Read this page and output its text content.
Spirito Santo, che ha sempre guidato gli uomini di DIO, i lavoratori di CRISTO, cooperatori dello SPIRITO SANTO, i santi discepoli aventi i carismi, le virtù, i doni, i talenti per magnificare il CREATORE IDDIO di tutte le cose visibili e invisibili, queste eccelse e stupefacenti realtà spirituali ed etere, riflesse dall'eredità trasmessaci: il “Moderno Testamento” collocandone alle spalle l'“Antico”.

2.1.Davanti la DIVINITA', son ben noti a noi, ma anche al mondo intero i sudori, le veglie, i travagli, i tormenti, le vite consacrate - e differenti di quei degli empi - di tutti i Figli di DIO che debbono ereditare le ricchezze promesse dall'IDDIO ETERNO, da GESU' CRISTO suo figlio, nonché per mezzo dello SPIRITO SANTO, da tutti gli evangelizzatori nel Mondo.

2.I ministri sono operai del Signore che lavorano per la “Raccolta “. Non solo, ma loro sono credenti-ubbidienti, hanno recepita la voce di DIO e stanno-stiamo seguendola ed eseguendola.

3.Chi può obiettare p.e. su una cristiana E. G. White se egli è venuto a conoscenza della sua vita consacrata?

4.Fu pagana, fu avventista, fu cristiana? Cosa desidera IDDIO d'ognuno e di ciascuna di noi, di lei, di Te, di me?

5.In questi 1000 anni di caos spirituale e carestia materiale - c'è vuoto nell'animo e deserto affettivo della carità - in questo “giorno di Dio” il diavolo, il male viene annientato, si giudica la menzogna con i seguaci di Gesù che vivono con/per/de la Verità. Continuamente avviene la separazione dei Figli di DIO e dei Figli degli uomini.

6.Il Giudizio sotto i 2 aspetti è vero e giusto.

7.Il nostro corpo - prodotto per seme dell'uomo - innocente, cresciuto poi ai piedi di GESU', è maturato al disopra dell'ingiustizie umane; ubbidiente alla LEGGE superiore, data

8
^^^^
Task goal → Return every line holding the word "SPIRITO" from the records.

Written answer →
Spirito Santo, che ha sempre guidato gli uomini di DIO, i lavoratori di CRISTO, cooperatori dello SPIRITO SANTO, i santi discepoli aventi i carismi, le virtù, i doni, i talenti per magnificare il CREATORE IDDIO di tutte le cose visibili e invisibili, queste eccelse e stupefacenti realtà spirituali ed etere, riflesse dall'eredità trasmessaci: il “Moderno Testamento” collocandone alle spalle l'“Antico”.
2.1.Davanti la DIVINITA', son ben noti a noi, ma anche al mondo intero i sudori, le veglie, i travagli, i tormenti, le vite consacrate - e differenti di quei degli empi - di tutti i Figli di DIO che debbono ereditare le ricchezze promesse dall'IDDIO ETERNO, da GESU' CRISTO suo figlio, nonché per mezzo dello SPIRITO SANTO, da tutti gli evangelizzatori nel Mondo.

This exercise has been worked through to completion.